>> begin DATA RECORDS
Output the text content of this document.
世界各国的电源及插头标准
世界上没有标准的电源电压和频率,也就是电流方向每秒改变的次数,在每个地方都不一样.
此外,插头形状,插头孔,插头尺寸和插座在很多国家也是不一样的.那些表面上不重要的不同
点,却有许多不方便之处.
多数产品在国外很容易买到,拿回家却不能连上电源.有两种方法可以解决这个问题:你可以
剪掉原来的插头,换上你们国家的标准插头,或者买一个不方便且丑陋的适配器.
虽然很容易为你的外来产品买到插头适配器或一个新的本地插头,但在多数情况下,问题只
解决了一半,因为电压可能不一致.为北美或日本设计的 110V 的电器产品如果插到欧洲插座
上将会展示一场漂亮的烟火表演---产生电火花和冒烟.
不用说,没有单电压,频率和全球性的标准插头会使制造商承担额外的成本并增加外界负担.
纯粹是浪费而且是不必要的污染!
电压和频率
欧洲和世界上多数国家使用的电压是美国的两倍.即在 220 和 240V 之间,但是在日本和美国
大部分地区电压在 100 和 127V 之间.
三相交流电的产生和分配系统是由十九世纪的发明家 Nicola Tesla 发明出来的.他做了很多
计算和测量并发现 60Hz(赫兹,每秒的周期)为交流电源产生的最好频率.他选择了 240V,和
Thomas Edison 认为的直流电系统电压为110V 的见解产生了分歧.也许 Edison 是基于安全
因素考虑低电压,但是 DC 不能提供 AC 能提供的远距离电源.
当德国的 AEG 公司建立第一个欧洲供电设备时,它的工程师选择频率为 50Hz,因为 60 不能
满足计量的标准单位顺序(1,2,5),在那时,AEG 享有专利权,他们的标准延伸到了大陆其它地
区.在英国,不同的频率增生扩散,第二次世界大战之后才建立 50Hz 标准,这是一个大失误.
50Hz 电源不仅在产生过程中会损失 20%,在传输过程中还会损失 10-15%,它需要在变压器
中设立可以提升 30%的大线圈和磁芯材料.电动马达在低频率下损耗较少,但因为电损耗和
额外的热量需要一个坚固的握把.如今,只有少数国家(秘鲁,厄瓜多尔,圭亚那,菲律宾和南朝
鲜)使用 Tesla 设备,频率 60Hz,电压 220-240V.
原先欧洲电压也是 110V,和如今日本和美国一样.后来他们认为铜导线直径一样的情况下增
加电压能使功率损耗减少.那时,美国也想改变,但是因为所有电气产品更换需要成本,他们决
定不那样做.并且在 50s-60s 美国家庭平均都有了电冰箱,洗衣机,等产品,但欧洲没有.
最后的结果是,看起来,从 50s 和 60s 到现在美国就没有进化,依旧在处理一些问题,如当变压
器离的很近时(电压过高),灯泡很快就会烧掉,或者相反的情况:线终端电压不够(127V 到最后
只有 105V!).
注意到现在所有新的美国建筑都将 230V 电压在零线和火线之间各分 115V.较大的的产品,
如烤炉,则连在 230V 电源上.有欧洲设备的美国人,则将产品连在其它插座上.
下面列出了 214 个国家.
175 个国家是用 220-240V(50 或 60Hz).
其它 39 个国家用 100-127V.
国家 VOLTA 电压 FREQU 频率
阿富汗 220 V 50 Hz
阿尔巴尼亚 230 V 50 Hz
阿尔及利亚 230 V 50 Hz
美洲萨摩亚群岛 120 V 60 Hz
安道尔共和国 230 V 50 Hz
>> end DATA RECORDS
TASK BRIEF: Your task is to pick out every line with the string "Tesla" and copy it.

EXERCISE RESPONSE:
三相交流电的产生和分配系统是由十九世纪的发明家 Nicola Tesla 发明出来的.他做了很多
鲜)使用 Tesla 设备,频率 60Hz,电压 220-240V.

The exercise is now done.